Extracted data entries
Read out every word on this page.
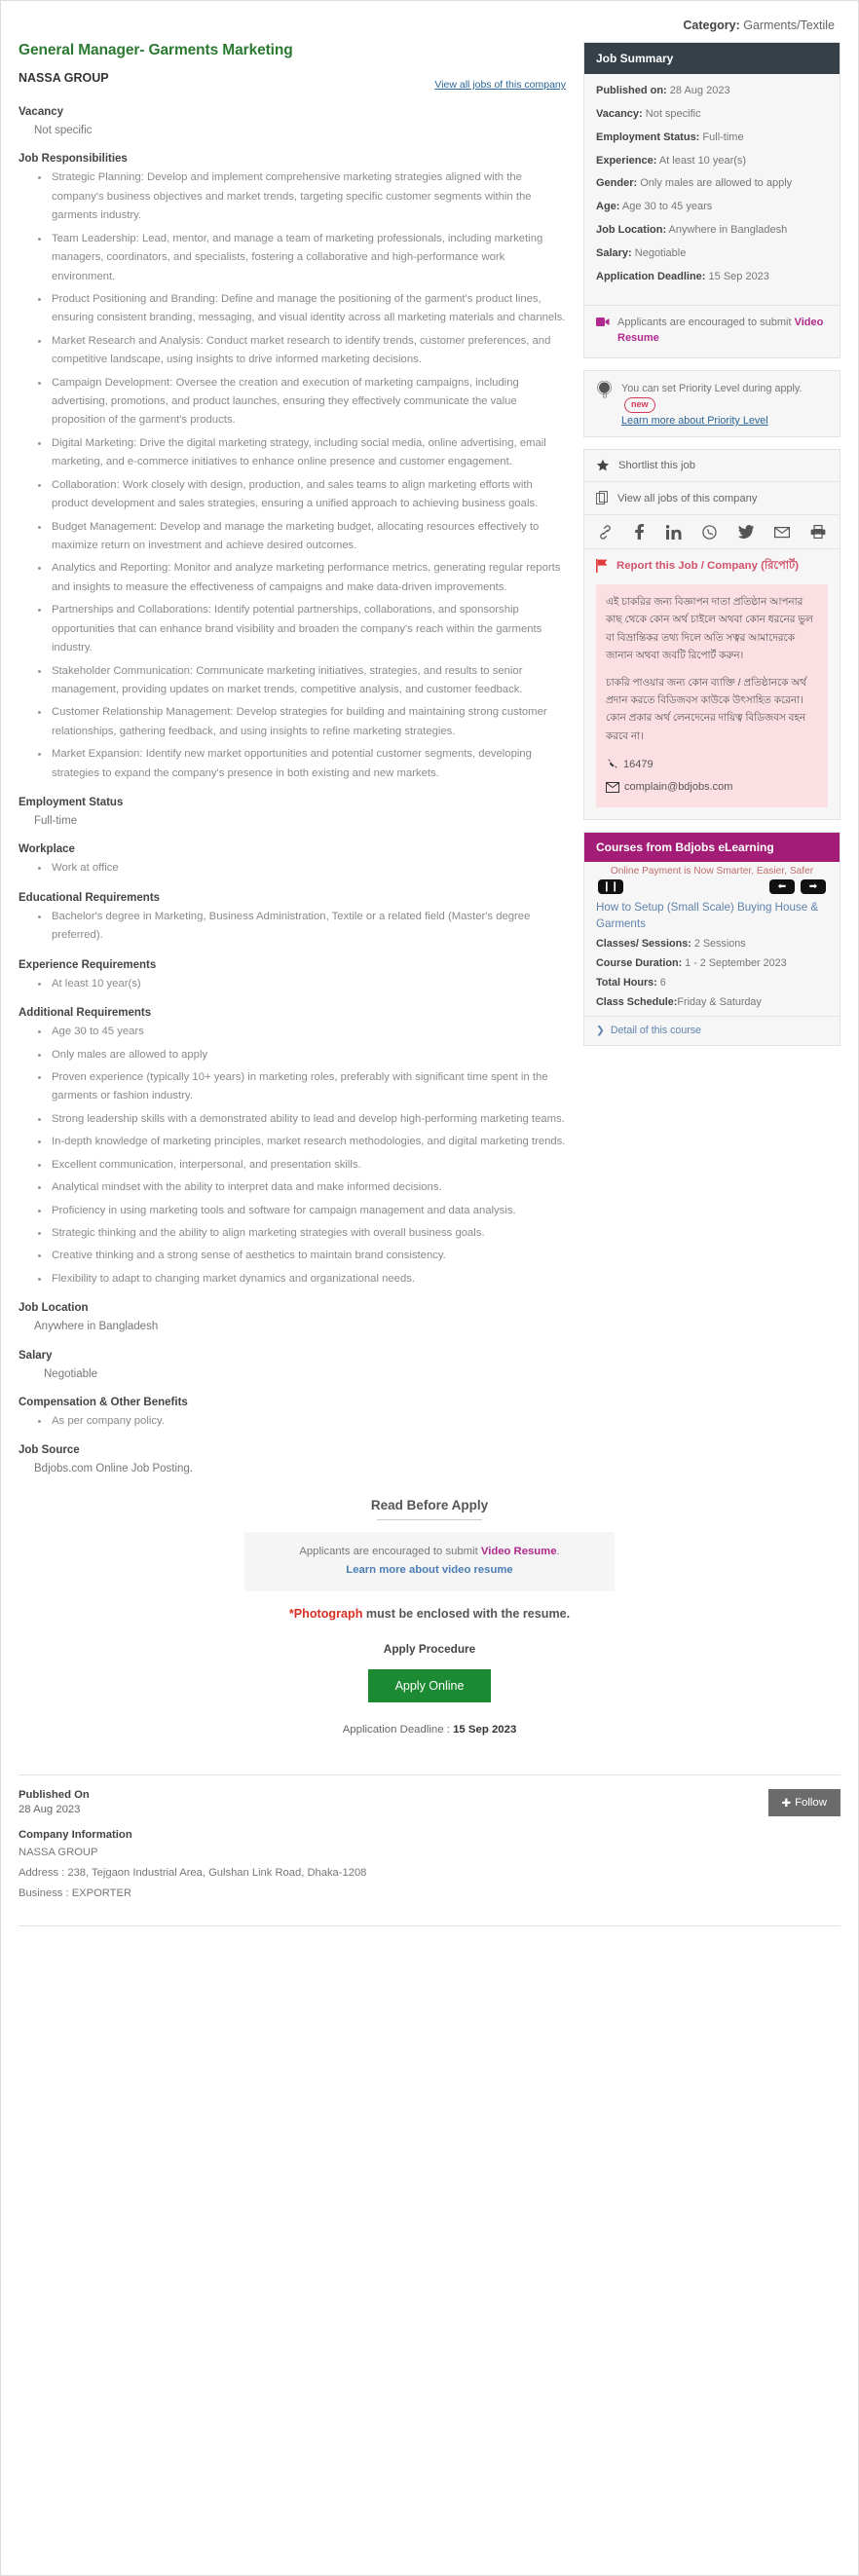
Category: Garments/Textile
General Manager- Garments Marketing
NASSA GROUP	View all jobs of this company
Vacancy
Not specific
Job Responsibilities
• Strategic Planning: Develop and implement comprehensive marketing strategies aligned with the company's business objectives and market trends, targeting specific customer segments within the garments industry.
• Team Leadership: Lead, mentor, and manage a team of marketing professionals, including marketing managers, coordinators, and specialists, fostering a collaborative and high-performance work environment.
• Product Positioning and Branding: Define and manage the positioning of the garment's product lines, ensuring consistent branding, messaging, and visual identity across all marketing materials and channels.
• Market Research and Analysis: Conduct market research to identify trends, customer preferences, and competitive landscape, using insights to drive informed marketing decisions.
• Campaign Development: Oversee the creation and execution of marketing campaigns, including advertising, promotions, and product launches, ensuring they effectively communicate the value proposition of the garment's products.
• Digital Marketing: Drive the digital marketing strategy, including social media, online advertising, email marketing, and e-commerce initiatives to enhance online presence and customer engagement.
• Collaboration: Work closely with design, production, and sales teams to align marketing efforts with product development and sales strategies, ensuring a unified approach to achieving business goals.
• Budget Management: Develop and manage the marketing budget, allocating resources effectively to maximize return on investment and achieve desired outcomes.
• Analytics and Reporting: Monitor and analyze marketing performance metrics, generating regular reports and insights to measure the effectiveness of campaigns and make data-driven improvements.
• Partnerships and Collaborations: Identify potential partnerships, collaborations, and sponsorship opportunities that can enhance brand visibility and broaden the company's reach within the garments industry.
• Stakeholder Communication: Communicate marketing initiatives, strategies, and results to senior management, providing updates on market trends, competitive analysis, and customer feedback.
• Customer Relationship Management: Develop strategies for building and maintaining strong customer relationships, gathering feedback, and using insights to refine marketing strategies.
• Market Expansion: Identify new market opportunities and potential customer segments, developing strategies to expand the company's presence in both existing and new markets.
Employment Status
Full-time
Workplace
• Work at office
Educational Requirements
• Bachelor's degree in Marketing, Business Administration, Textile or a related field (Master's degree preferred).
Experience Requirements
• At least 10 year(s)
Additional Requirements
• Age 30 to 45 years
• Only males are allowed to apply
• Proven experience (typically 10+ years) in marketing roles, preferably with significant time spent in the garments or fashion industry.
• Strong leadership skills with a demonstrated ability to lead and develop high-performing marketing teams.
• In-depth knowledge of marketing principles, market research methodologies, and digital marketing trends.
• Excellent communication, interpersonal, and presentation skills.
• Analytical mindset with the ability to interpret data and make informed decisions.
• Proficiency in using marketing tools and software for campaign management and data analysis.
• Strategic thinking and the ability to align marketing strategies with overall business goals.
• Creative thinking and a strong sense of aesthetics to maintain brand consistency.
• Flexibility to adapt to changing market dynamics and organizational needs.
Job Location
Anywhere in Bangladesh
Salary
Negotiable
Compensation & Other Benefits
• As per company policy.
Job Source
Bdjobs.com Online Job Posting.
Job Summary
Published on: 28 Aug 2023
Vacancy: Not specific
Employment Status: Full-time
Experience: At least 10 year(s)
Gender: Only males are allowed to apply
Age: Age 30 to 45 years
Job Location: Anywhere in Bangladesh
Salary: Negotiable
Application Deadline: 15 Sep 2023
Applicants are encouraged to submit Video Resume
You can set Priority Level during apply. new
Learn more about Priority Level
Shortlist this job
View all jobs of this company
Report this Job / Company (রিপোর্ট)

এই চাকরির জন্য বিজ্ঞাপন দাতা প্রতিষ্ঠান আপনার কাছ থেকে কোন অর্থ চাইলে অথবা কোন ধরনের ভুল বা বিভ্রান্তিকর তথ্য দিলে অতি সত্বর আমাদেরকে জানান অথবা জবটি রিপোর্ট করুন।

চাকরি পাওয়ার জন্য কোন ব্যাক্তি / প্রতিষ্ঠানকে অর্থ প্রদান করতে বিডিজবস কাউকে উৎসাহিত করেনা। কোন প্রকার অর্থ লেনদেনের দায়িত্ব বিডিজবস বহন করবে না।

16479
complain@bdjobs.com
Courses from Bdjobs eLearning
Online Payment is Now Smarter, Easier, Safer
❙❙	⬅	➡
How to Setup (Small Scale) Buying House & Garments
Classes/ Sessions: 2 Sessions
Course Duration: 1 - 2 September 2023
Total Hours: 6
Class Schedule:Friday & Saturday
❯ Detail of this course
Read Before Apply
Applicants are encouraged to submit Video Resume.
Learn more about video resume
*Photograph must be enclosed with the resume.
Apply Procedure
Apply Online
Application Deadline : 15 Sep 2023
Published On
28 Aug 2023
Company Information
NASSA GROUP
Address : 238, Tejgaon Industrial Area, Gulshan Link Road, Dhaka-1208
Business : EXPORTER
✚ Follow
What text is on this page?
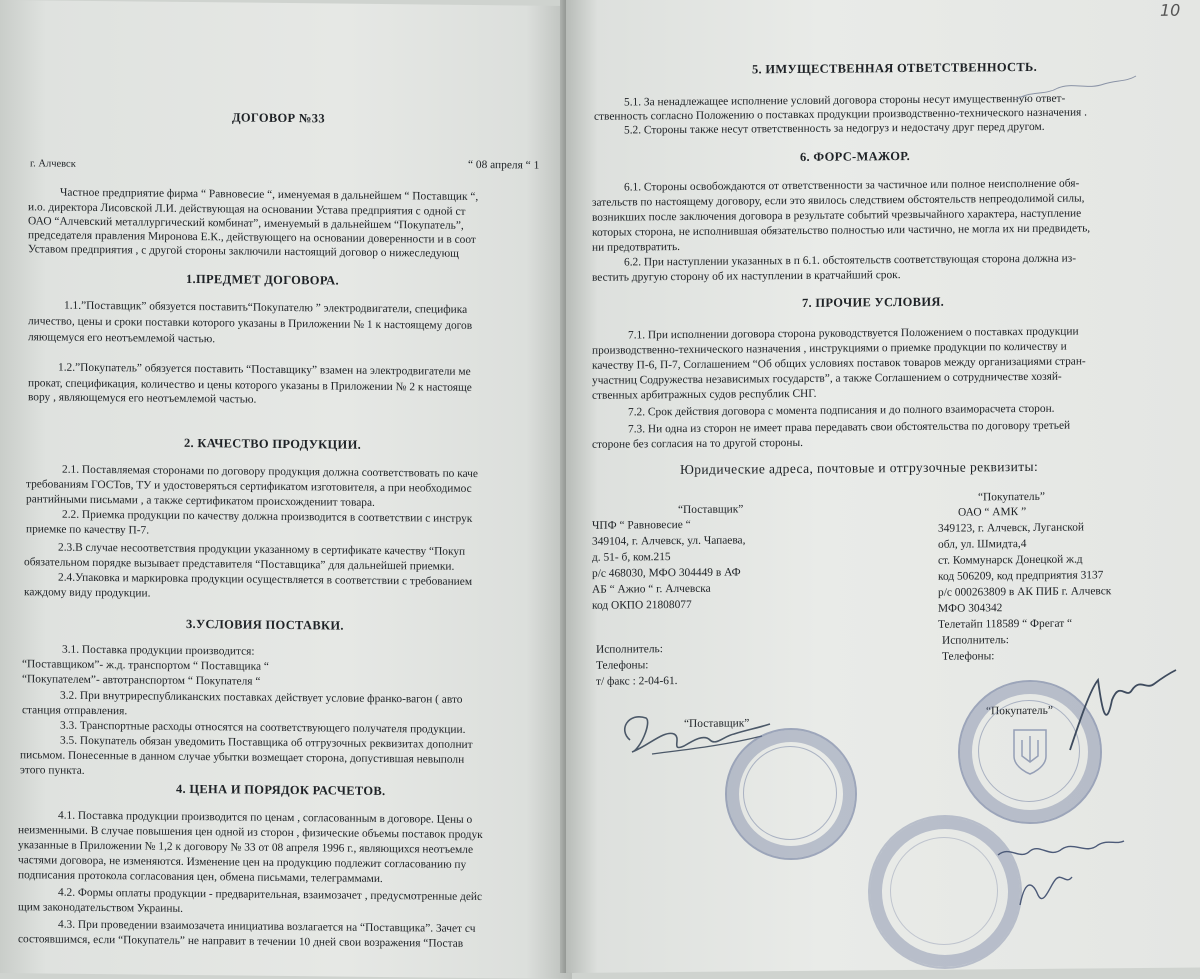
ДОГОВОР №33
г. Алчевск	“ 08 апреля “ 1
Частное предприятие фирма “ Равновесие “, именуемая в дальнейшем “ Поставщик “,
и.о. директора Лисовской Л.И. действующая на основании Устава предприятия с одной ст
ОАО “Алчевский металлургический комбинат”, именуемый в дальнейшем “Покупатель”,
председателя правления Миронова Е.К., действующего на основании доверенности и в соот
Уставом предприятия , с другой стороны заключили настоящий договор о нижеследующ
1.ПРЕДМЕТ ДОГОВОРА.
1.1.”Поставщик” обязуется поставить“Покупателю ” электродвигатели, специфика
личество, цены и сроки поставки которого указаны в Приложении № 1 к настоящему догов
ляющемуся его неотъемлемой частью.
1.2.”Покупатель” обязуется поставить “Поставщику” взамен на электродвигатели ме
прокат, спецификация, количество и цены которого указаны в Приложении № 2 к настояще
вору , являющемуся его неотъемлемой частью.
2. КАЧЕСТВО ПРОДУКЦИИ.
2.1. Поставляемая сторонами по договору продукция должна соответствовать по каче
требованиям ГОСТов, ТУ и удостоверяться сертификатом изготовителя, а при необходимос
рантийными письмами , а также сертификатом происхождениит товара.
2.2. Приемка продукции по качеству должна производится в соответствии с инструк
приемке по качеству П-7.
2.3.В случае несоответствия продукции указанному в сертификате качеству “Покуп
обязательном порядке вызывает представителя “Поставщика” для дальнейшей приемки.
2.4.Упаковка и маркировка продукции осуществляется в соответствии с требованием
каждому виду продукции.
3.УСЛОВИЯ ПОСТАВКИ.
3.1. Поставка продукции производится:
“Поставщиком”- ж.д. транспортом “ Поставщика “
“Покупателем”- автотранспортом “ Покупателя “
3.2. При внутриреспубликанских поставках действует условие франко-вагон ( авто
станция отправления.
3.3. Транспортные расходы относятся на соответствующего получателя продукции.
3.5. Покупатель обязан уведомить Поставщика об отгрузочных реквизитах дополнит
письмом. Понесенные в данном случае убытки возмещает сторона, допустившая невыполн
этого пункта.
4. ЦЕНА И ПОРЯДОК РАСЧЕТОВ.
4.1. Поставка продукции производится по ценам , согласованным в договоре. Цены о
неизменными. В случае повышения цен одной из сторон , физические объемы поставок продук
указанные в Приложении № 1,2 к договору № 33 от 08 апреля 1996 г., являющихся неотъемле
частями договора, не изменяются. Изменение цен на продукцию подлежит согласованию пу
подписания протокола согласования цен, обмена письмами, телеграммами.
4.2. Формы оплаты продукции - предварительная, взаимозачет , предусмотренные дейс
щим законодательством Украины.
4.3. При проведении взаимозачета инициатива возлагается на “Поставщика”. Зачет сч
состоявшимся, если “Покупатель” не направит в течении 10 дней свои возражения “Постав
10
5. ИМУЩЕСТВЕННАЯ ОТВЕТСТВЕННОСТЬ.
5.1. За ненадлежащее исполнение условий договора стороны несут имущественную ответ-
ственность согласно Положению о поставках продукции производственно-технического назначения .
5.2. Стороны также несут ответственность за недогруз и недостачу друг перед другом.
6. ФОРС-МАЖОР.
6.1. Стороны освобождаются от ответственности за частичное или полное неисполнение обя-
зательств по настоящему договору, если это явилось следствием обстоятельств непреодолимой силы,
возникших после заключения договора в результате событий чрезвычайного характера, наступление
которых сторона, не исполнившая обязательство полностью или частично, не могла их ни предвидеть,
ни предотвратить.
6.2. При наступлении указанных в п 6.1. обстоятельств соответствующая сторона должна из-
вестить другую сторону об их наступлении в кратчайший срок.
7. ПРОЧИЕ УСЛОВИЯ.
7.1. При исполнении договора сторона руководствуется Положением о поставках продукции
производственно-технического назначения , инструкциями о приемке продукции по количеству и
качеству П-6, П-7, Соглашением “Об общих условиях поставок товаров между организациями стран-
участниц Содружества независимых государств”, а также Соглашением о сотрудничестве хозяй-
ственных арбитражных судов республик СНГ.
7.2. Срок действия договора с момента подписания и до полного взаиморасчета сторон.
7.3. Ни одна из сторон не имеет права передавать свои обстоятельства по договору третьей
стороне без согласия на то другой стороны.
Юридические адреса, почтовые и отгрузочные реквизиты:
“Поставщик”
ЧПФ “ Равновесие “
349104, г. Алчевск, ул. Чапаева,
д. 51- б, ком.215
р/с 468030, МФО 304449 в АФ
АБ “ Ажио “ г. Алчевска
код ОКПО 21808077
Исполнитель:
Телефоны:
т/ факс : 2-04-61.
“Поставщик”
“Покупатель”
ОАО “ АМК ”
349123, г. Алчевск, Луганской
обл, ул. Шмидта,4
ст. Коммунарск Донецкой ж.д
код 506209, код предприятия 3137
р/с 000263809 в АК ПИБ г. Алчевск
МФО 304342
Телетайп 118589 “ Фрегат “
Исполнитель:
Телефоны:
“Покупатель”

GIVEN TASK - Where a line holds the string "другой", copy that line.

FINISHED TASK -
Уставом предприятия , с другой стороны заключили настоящий договор о нижеследующ
стороне без согласия на то другой стороны.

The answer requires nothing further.